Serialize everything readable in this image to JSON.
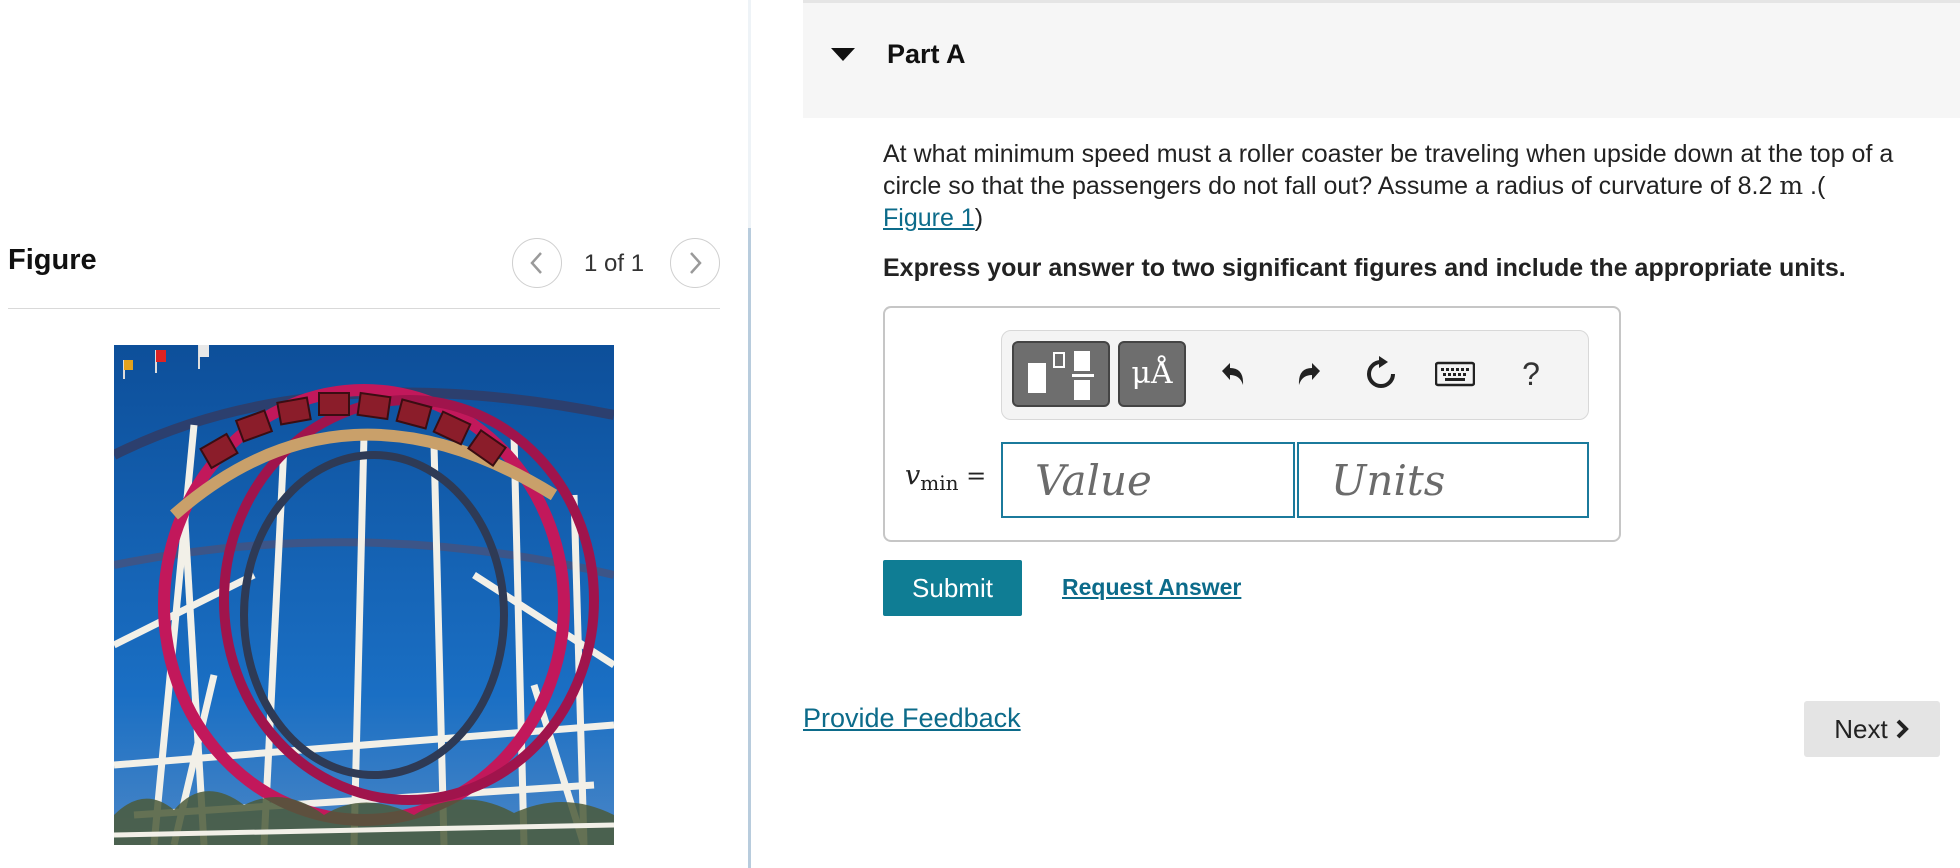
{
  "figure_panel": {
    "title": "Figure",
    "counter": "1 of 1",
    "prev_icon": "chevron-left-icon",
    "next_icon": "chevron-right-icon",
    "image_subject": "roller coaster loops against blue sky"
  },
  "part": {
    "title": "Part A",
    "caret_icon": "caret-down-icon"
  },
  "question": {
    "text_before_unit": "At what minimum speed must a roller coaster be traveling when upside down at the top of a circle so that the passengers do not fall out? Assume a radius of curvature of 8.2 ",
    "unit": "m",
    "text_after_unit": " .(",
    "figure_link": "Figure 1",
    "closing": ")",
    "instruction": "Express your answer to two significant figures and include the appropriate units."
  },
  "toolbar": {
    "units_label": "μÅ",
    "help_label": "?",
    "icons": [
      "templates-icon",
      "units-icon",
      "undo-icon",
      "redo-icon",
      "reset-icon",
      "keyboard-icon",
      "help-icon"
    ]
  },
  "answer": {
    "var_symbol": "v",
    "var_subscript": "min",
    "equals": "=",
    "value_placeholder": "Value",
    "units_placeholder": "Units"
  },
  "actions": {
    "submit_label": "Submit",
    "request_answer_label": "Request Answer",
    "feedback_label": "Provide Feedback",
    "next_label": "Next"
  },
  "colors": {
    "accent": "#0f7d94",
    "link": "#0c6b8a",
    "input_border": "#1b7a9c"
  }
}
-*-*-
## GIVEN INSTRUCTION
Look through the material and copy each line that has "roller".

## SOLVED PROBLEM
    "image_subject": "roller coaster loops against blue sky"
    "text_before_unit": "At what minimum speed must a roller coaster be traveling when upside down at the top of a circle so that the passengers do not fall out? Assume a radius of curvature of 8.2 ",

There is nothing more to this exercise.